- [GOAL]:
In the material below, identify each line bearing the word "name". Reproduce those lines.

Dataset records:
■ ■ ■ ■ ■ ■ ■

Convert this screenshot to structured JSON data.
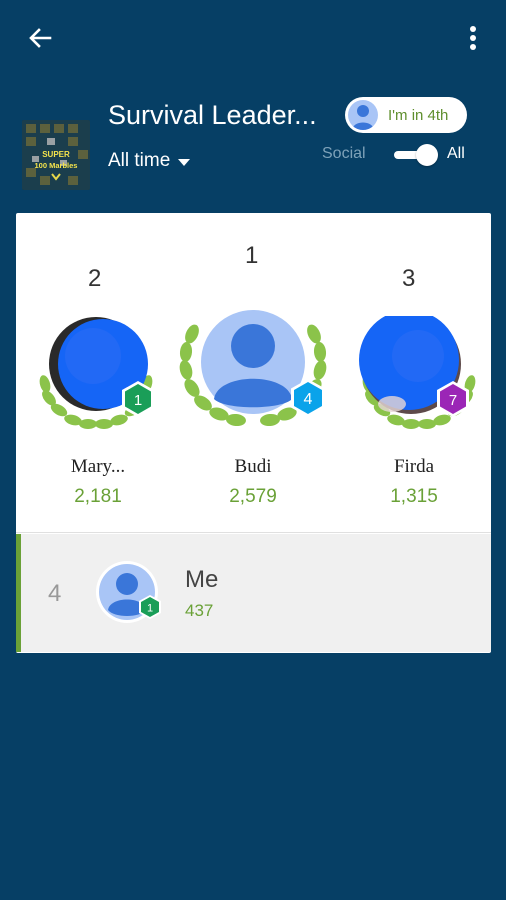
{
  "toolbar": {
    "back_icon": "arrow-back-icon",
    "menu_icon": "more-vert-icon"
  },
  "header": {
    "title": "Survival Leader...",
    "timespan": "All time",
    "game_image_text": [
      "SUPER",
      "100 Marbles"
    ],
    "my_rank_text": "I'm in 4th",
    "social_label": "Social",
    "all_label": "All",
    "filter_all_selected": true
  },
  "podium": [
    {
      "rank": "2",
      "name": "Mary...",
      "score": "2,181",
      "level": "1",
      "level_color": "#1a9e58"
    },
    {
      "rank": "1",
      "name": "Budi",
      "score": "2,579",
      "level": "4",
      "level_color": "#0aa3ea"
    },
    {
      "rank": "3",
      "name": "Firda",
      "score": "1,315",
      "level": "7",
      "level_color": "#9b26b6"
    }
  ],
  "me": {
    "rank": "4",
    "name": "Me",
    "score": "437",
    "level": "1",
    "level_color": "#1a9e58"
  },
  "colors": {
    "background": "#063f65",
    "score_green": "#6aa137",
    "laurel_green": "#8bc34a",
    "avatar_blue": "#1565f6"
  }
}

■ ■ ■ ■ ■ ■ ■

- [OUTPUT OF THE TASK]:
      "name": "Mary...",
      "name": "Budi",
      "name": "Firda",
    "name": "Me",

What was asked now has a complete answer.